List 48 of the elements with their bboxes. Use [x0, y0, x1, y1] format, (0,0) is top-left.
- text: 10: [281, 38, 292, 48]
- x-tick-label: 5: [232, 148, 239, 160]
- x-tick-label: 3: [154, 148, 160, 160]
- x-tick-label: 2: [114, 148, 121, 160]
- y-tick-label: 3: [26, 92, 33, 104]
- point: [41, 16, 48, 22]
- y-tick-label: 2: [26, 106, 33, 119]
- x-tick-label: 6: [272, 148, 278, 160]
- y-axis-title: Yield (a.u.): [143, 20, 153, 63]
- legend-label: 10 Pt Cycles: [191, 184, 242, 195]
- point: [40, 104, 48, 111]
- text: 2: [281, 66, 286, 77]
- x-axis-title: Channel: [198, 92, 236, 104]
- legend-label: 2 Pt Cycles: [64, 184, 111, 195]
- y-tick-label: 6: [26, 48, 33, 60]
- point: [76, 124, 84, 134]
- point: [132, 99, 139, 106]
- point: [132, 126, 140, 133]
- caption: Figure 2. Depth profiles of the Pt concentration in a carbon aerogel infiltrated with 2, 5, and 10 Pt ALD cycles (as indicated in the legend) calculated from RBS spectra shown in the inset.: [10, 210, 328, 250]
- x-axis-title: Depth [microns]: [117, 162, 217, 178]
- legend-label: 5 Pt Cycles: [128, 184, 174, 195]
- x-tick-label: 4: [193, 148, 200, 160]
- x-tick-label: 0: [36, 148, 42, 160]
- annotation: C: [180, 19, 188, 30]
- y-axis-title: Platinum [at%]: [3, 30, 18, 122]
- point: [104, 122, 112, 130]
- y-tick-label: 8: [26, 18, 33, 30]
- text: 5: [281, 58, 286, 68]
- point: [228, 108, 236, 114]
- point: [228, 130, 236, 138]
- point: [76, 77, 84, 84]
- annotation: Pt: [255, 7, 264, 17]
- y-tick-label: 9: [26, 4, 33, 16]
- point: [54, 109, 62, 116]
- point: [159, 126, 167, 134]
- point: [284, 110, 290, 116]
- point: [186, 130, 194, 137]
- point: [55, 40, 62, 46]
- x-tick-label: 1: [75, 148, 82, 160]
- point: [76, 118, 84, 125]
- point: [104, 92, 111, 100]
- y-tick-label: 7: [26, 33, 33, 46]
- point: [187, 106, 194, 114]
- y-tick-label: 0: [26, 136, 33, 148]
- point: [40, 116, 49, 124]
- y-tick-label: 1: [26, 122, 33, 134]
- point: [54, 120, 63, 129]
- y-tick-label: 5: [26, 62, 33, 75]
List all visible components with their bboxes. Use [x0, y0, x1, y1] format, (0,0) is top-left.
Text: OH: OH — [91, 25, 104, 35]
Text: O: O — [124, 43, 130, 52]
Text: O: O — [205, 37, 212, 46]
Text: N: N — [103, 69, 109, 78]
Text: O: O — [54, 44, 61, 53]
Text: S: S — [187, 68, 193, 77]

* Task:
Convert all of the data above into a JSON array of strings, one string per line, with blank lines omitted.

* Response below:
[
  "List 48 of the elements with their bboxes. Use [x0, y0, x1, y1] format, (0,0) is top-left.",
  "- text: 10: [281, 38, 292, 48]",
  "- x-tick-label: 5: [232, 148, 239, 160]",
  "- x-tick-label: 3: [154, 148, 160, 160]",
  "- x-tick-label: 2: [114, 148, 121, 160]",
  "- y-tick-label: 3: [26, 92, 33, 104]",
  "- point: [41, 16, 48, 22]",
  "- y-tick-label: 2: [26, 106, 33, 119]",
  "- x-tick-label: 6: [272, 148, 278, 160]",
  "- y-axis-title: Yield (a.u.): [143, 20, 153, 63]",
  "- legend-label: 10 Pt Cycles: [191, 184, 242, 195]",
  "- point: [40, 104, 48, 111]",
  "- text: 2: [281, 66, 286, 77]",
  "- x-axis-title: Channel: [198, 92, 236, 104]",
  "- legend-label: 2 Pt Cycles: [64, 184, 111, 195]",
  "- y-tick-label: 6: [26, 48, 33, 60]",
  "- point: [76, 124, 84, 134]",
  "- point: [132, 99, 139, 106]",
  "- point: [132, 126, 140, 133]",
  "- caption: Figure 2. Depth profiles of the Pt concentration in a carbon aerogel infiltrated with 2, 5, and 10 Pt ALD cycles (as indicated in the legend) calculated from RBS spectra shown in the inset.: [10, 210, 328, 250]",
  "- x-axis-title: Depth [microns]: [117, 162, 217, 178]",
  "- legend-label: 5 Pt Cycles: [128, 184, 174, 195]",
  "- x-tick-label: 4: [193, 148, 200, 160]",
  "- x-tick-label: 0: [36, 148, 42, 160]",
  "- annotation: C: [180, 19, 188, 30]",
  "- y-axis-title: Platinum [at%]: [3, 30, 18, 122]",
  "- point: [104, 122, 112, 130]",
  "- y-tick-label: 8: [26, 18, 33, 30]",
  "- text: 5: [281, 58, 286, 68]",
  "- point: [228, 108, 236, 114]",
  "- point: [228, 130, 236, 138]",
  "- point: [76, 77, 84, 84]",
  "- annotation: Pt: [255, 7, 264, 17]",
  "- y-tick-label: 9: [26, 4, 33, 16]",
  "- point: [54, 109, 62, 116]",
  "- point: [159, 126, 167, 134]",
  "- point: [284, 110, 290, 116]",
  "- point: [186, 130, 194, 137]",
  "- point: [55, 40, 62, 46]",
  "- x-tick-label: 1: [75, 148, 82, 160]",
  "- point: [76, 118, 84, 125]",
  "- point: [104, 92, 111, 100]",
  "- y-tick-label: 7: [26, 33, 33, 46]",
  "- point: [187, 106, 194, 114]",
  "- y-tick-label: 0: [26, 136, 33, 148]",
  "- point: [40, 116, 49, 124]",
  "- y-tick-label: 1: [26, 122, 33, 134]",
  "- point: [54, 120, 63, 129]",
  "- y-tick-label: 5: [26, 62, 33, 75]",
  "List all visible components with their bboxes. Use [x0, y0, x1, y1] format, (0,0) is top-left.",
  "Text: OH: OH — [91, 25, 104, 35]",
  "Text: O: O — [124, 43, 130, 52]",
  "Text: O: O — [205, 37, 212, 46]",
  "Text: N: N — [103, 69, 109, 78]",
  "Text: O: O — [54, 44, 61, 53]",
  "Text: S: S — [187, 68, 193, 77]"
]